- **What you will do**:
Find each line with the word "Harald" and state how many there are, nothing more.

- **Records from a dataset**:
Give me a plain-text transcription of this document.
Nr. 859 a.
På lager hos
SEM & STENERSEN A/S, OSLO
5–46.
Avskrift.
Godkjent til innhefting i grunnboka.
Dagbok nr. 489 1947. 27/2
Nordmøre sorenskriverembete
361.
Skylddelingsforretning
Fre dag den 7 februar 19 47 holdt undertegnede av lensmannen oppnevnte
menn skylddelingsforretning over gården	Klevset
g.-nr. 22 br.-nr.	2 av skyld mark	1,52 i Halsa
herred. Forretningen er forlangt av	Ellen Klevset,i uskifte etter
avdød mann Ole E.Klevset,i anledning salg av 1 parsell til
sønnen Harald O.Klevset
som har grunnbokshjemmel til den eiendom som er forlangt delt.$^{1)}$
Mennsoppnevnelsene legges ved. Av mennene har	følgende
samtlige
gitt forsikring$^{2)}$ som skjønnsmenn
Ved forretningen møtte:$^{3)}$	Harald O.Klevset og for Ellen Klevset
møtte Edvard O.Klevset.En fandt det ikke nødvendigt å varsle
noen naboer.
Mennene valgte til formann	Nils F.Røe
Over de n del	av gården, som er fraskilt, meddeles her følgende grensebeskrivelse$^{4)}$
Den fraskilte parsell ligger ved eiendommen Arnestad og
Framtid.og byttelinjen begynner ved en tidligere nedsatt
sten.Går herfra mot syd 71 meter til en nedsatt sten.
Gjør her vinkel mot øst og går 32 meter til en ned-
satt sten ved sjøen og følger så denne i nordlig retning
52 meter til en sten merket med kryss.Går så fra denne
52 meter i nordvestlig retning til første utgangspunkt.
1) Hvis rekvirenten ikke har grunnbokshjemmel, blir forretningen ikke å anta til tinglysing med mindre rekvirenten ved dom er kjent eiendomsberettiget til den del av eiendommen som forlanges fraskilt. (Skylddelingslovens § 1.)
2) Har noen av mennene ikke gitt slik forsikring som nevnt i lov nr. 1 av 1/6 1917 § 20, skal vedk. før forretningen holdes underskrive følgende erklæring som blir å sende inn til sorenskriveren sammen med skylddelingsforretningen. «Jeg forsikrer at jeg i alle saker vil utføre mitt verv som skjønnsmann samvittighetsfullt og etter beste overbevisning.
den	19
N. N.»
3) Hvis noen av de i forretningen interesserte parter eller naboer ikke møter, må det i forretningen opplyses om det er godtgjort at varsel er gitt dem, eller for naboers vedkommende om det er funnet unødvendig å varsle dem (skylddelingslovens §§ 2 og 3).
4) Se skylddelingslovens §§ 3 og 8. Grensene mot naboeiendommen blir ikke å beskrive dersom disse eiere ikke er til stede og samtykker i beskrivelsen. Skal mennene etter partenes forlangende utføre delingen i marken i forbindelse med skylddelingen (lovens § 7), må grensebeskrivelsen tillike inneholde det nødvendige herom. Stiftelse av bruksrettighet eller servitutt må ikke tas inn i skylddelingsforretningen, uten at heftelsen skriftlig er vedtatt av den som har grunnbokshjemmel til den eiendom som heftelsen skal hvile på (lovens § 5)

- **Reply**:
2